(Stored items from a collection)
---
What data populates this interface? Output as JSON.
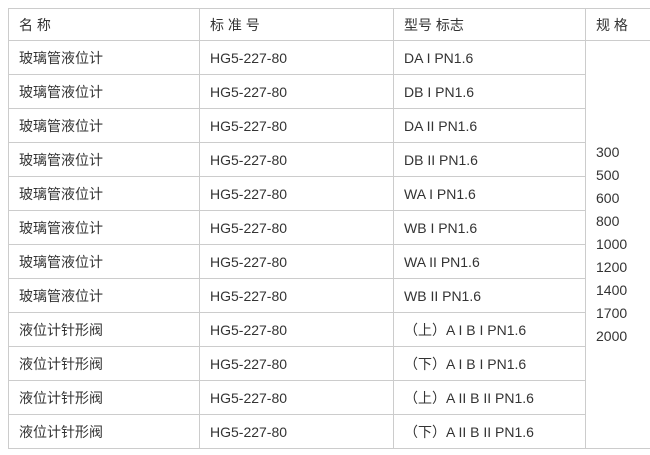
{
  "table": {
    "headers": {
      "name": "名 称",
      "standard": "标 准 号",
      "model": "型号 标志",
      "spec": "规 格"
    },
    "rows": [
      {
        "name": "玻璃管液位计",
        "standard": "HG5-227-80",
        "model": "DA I PN1.6"
      },
      {
        "name": "玻璃管液位计",
        "standard": "HG5-227-80",
        "model": "DB I PN1.6"
      },
      {
        "name": "玻璃管液位计",
        "standard": "HG5-227-80",
        "model": "DA II PN1.6"
      },
      {
        "name": "玻璃管液位计",
        "standard": "HG5-227-80",
        "model": "DB II PN1.6"
      },
      {
        "name": "玻璃管液位计",
        "standard": "HG5-227-80",
        "model": "WA I PN1.6"
      },
      {
        "name": "玻璃管液位计",
        "standard": "HG5-227-80",
        "model": "WB I PN1.6"
      },
      {
        "name": "玻璃管液位计",
        "standard": "HG5-227-80",
        "model": "WA II PN1.6"
      },
      {
        "name": "玻璃管液位计",
        "standard": "HG5-227-80",
        "model": "WB II PN1.6"
      },
      {
        "name": "液位计针形阀",
        "standard": "HG5-227-80",
        "model": "（上）A I B I PN1.6"
      },
      {
        "name": "液位计针形阀",
        "standard": "HG5-227-80",
        "model": "（下）A I B I PN1.6"
      },
      {
        "name": "液位计针形阀",
        "standard": "HG5-227-80",
        "model": "（上）A II B II PN1.6"
      },
      {
        "name": "液位计针形阀",
        "standard": "HG5-227-80",
        "model": "（下）A II B II PN1.6"
      }
    ],
    "specs": [
      "300",
      "500",
      "600",
      "800",
      "1000",
      "1200",
      "1400",
      "1700",
      "2000"
    ]
  },
  "colors": {
    "border": "#cccccc",
    "text": "#333333",
    "background": "#ffffff"
  }
}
---
● **REQUIREMENTS**
Each entry gets copied exactly; the pictures stay out.

● **REPLY TO THE TASK**
What data populates this interface? Output as JSON.
{
  "table": {
    "headers": {
      "name": "名 称",
      "standard": "标 准 号",
      "model": "型号 标志",
      "spec": "规 格"
    },
    "rows": [
      {
        "name": "玻璃管液位计",
        "standard": "HG5-227-80",
        "model": "DA I PN1.6"
      },
      {
        "name": "玻璃管液位计",
        "standard": "HG5-227-80",
        "model": "DB I PN1.6"
      },
      {
        "name": "玻璃管液位计",
        "standard": "HG5-227-80",
        "model": "DA II PN1.6"
      },
      {
        "name": "玻璃管液位计",
        "standard": "HG5-227-80",
        "model": "DB II PN1.6"
      },
      {
        "name": "玻璃管液位计",
        "standard": "HG5-227-80",
        "model": "WA I PN1.6"
      },
      {
        "name": "玻璃管液位计",
        "standard": "HG5-227-80",
        "model": "WB I PN1.6"
      },
      {
        "name": "玻璃管液位计",
        "standard": "HG5-227-80",
        "model": "WA II PN1.6"
      },
      {
        "name": "玻璃管液位计",
        "standard": "HG5-227-80",
        "model": "WB II PN1.6"
      },
      {
        "name": "液位计针形阀",
        "standard": "HG5-227-80",
        "model": "（上）A I B I PN1.6"
      },
      {
        "name": "液位计针形阀",
        "standard": "HG5-227-80",
        "model": "（下）A I B I PN1.6"
      },
      {
        "name": "液位计针形阀",
        "standard": "HG5-227-80",
        "model": "（上）A II B II PN1.6"
      },
      {
        "name": "液位计针形阀",
        "standard": "HG5-227-80",
        "model": "（下）A II B II PN1.6"
      }
    ],
    "specs": [
      "300",
      "500",
      "600",
      "800",
      "1000",
      "1200",
      "1400",
      "1700",
      "2000"
    ]
  },
  "colors": {
    "border": "#cccccc",
    "text": "#333333",
    "background": "#ffffff"
  }
}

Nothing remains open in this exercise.